■ RECORD EXCERPTS ■
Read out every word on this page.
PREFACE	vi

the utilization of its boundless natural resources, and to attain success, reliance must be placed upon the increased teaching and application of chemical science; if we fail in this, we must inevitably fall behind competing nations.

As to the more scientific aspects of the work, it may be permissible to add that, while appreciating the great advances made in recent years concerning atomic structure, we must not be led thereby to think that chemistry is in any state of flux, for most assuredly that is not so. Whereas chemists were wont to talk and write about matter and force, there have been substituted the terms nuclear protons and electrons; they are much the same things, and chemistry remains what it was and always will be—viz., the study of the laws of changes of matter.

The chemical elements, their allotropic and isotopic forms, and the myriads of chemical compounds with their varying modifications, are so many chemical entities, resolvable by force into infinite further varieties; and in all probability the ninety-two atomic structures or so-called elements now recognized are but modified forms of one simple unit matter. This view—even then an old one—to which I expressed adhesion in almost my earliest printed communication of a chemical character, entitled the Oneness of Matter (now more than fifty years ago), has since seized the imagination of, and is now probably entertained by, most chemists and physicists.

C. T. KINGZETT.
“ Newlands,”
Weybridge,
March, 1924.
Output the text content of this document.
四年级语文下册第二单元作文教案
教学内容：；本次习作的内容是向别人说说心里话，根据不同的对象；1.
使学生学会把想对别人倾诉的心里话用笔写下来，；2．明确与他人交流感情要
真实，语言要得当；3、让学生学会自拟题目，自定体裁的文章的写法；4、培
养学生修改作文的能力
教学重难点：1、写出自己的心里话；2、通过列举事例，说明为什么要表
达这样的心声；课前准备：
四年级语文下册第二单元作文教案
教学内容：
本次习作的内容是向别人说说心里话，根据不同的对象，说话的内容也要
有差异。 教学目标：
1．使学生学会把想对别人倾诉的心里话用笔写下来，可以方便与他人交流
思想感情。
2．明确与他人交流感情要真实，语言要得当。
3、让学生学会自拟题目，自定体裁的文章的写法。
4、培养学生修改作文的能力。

...

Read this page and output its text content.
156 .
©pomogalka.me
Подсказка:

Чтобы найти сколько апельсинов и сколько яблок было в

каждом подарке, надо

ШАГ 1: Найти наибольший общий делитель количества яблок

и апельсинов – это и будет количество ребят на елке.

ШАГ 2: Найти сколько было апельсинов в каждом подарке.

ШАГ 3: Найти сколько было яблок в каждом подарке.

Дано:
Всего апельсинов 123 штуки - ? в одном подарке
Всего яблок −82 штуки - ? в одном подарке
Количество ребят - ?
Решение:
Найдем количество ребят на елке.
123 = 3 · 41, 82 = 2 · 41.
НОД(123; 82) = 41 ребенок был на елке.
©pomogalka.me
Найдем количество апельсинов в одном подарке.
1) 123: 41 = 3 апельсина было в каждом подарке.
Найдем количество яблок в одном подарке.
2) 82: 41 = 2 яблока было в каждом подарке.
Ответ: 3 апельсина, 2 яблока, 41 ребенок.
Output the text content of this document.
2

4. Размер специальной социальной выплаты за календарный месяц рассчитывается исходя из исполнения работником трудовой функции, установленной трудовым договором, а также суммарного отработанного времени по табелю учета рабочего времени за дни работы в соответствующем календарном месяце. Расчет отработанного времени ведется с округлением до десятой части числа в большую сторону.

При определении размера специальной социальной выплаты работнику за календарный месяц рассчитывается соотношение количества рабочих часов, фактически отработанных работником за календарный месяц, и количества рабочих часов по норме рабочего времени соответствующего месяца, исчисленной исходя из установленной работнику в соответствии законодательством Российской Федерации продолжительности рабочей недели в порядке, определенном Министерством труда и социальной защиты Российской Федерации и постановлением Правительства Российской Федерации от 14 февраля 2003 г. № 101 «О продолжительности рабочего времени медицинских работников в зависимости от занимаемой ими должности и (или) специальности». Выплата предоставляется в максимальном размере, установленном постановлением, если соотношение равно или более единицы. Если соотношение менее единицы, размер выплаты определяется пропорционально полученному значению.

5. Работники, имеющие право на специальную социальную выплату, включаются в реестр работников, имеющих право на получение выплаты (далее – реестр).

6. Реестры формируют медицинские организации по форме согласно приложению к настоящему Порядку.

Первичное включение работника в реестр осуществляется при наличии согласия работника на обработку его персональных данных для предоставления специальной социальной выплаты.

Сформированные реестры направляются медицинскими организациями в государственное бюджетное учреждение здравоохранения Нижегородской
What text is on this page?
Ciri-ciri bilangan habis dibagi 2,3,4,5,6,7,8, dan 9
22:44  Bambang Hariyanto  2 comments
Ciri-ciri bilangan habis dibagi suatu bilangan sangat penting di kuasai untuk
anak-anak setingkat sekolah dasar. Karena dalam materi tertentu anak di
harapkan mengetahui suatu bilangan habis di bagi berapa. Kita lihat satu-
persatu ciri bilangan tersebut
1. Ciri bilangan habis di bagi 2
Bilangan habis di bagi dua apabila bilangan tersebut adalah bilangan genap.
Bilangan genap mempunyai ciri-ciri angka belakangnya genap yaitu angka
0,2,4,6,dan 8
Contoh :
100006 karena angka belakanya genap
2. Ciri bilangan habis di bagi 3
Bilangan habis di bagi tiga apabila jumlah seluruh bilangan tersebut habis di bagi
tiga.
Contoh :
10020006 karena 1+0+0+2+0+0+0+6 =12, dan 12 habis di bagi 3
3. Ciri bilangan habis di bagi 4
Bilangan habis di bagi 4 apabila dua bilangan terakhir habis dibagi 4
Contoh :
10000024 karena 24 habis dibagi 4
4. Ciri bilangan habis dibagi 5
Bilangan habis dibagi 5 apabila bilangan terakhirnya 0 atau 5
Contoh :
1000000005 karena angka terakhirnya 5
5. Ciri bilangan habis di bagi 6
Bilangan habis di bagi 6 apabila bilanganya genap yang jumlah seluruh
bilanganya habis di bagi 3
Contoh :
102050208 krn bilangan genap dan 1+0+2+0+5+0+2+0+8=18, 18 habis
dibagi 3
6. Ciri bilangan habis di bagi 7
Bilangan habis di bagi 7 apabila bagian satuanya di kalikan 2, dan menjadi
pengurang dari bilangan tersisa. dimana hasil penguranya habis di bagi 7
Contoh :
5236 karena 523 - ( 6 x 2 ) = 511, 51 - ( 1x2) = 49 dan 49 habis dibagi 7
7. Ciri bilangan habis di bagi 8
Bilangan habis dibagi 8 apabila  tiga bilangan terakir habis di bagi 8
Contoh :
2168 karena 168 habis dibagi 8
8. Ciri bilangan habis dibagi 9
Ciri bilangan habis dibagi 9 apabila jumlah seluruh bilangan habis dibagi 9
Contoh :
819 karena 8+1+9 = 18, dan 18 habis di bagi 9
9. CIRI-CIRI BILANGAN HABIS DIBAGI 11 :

■ WHAT THE TASK ASKS ■
Gather all the lines that include the word "ребят" and copy them out.

■ SOLUTION BELOW ■
и апельсинов – это и будет количество ребят на елке.
Количество ребят - ?
Найдем количество ребят на елке.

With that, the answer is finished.